── ENTRIES PROVIDED

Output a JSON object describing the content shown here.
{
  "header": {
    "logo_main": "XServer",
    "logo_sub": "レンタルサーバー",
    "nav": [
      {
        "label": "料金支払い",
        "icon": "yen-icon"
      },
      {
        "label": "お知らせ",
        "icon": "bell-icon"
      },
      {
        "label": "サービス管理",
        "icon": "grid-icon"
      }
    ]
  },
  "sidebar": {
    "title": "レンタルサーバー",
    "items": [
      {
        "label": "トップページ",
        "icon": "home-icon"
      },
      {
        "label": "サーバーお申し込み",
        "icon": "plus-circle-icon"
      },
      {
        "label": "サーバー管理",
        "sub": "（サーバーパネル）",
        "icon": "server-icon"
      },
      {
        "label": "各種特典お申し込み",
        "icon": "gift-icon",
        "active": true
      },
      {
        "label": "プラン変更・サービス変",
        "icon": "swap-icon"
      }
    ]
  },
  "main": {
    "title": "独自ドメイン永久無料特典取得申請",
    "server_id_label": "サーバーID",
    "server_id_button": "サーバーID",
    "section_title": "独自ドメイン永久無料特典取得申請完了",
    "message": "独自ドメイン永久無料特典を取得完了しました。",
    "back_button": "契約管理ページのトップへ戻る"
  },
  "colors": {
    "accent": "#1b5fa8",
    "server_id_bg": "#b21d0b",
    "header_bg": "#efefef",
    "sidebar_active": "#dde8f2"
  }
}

────

- [STATED TASK]
Look through the material above and work out how many of its lines contain "icon". State the number only.

- [EXERCISE RESPONSE]
8